[Start Supplied records]
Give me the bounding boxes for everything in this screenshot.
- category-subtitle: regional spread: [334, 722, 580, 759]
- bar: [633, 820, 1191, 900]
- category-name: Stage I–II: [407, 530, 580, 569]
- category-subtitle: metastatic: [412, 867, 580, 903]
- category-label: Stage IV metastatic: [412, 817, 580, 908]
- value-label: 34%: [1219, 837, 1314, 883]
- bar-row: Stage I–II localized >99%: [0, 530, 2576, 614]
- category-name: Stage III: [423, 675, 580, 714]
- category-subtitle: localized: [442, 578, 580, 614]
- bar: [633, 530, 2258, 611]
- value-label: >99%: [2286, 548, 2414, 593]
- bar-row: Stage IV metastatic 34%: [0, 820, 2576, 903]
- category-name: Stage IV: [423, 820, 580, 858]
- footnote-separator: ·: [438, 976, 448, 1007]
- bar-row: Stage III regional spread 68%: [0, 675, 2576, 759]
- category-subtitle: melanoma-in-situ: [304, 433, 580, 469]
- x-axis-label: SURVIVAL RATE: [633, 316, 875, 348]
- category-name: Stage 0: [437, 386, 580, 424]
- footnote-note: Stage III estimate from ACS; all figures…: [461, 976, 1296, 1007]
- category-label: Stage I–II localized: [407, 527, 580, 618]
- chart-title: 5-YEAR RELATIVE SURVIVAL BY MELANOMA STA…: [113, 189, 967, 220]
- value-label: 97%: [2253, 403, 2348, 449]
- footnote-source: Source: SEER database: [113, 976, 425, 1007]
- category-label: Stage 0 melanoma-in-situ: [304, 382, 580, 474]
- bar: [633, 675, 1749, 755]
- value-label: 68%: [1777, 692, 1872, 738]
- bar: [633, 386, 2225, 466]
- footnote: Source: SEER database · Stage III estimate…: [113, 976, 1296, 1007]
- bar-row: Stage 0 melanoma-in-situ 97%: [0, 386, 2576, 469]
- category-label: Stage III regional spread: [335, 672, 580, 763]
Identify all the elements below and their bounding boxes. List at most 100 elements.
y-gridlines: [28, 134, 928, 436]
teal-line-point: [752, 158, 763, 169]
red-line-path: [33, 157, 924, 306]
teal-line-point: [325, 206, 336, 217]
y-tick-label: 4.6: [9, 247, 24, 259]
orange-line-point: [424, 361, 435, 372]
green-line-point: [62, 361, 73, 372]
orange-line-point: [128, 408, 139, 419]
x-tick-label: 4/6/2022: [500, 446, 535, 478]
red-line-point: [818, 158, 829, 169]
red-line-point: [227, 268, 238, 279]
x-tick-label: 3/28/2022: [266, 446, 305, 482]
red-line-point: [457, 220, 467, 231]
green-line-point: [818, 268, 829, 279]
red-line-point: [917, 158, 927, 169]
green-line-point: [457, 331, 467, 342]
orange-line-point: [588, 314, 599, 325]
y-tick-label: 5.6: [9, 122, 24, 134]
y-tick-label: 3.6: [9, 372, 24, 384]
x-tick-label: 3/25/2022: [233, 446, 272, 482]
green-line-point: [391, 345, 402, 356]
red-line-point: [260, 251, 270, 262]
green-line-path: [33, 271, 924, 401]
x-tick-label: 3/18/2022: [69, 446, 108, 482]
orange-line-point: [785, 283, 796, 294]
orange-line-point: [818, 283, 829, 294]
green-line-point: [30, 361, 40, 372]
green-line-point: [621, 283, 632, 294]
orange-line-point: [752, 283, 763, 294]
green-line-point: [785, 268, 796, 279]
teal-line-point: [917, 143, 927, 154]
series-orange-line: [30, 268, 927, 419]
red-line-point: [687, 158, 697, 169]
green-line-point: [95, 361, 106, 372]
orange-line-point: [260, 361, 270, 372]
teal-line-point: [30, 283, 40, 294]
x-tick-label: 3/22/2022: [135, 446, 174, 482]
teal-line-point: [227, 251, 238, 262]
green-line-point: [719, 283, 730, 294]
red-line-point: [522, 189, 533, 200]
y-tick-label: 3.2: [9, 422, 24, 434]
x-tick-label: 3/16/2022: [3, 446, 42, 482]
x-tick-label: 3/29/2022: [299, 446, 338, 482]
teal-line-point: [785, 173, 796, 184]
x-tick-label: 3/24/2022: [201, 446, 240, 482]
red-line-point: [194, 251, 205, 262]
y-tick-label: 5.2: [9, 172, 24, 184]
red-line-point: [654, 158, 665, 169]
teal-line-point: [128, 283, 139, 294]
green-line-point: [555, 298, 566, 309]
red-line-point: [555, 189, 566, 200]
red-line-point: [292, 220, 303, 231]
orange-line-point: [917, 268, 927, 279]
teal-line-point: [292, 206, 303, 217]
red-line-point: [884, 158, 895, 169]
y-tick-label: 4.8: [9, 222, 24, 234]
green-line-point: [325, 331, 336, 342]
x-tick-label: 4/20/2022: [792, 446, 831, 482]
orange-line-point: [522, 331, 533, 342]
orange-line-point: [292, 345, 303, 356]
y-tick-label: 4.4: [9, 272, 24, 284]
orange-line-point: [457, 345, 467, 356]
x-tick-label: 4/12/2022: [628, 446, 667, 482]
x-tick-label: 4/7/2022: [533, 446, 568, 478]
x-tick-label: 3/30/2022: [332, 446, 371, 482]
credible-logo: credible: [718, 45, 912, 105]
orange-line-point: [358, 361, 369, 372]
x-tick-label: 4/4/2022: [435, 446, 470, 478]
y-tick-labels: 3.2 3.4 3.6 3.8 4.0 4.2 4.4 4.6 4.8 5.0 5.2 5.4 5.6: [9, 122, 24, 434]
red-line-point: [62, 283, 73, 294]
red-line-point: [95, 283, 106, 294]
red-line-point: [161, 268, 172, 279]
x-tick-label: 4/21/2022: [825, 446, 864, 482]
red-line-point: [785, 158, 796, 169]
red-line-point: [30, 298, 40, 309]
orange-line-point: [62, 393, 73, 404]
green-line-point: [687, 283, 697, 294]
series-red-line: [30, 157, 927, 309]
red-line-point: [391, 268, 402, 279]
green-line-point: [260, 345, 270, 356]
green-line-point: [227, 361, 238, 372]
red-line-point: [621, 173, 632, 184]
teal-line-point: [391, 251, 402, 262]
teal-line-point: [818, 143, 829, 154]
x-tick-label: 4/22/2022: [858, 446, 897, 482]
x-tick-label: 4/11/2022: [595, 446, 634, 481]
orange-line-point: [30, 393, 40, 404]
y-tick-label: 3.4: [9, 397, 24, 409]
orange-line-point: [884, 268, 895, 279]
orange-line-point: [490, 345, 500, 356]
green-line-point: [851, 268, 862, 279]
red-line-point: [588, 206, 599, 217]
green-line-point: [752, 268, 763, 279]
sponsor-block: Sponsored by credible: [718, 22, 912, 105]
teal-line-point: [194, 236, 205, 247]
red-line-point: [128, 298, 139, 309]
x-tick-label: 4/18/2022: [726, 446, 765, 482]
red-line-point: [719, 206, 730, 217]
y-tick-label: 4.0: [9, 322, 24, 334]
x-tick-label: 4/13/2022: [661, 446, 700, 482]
[End Supplied records]
* Brief *
Can you pull out the lines running from the start of the rows through the line containing "- value-label: 68%: [1777, 692, 1872, 738]", both included, and reproduce each one character for character?

* Output of the task *
Give me the bounding boxes for everything in this screenshot.
- category-subtitle: regional spread: [334, 722, 580, 759]
- bar: [633, 820, 1191, 900]
- category-name: Stage I–II: [407, 530, 580, 569]
- category-subtitle: metastatic: [412, 867, 580, 903]
- category-label: Stage IV metastatic: [412, 817, 580, 908]
- value-label: 34%: [1219, 837, 1314, 883]
- bar-row: Stage I–II localized >99%: [0, 530, 2576, 614]
- category-name: Stage III: [423, 675, 580, 714]
- category-subtitle: localized: [442, 578, 580, 614]
- bar: [633, 530, 2258, 611]
- value-label: >99%: [2286, 548, 2414, 593]
- bar-row: Stage IV metastatic 34%: [0, 820, 2576, 903]
- category-name: Stage IV: [423, 820, 580, 858]
- footnote-separator: ·: [438, 976, 448, 1007]
- bar-row: Stage III regional spread 68%: [0, 675, 2576, 759]
- category-subtitle: melanoma-in-situ: [304, 433, 580, 469]
- x-axis-label: SURVIVAL RATE: [633, 316, 875, 348]
- category-name: Stage 0: [437, 386, 580, 424]
- footnote-note: Stage III estimate from ACS; all figures…: [461, 976, 1296, 1007]
- category-label: Stage I–II localized: [407, 527, 580, 618]
- chart-title: 5-YEAR RELATIVE SURVIVAL BY MELANOMA STA…: [113, 189, 967, 220]
- value-label: 97%: [2253, 403, 2348, 449]
- footnote-source: Source: SEER database: [113, 976, 425, 1007]
- category-label: Stage 0 melanoma-in-situ: [304, 382, 580, 474]
- bar: [633, 675, 1749, 755]
- value-label: 68%: [1777, 692, 1872, 738]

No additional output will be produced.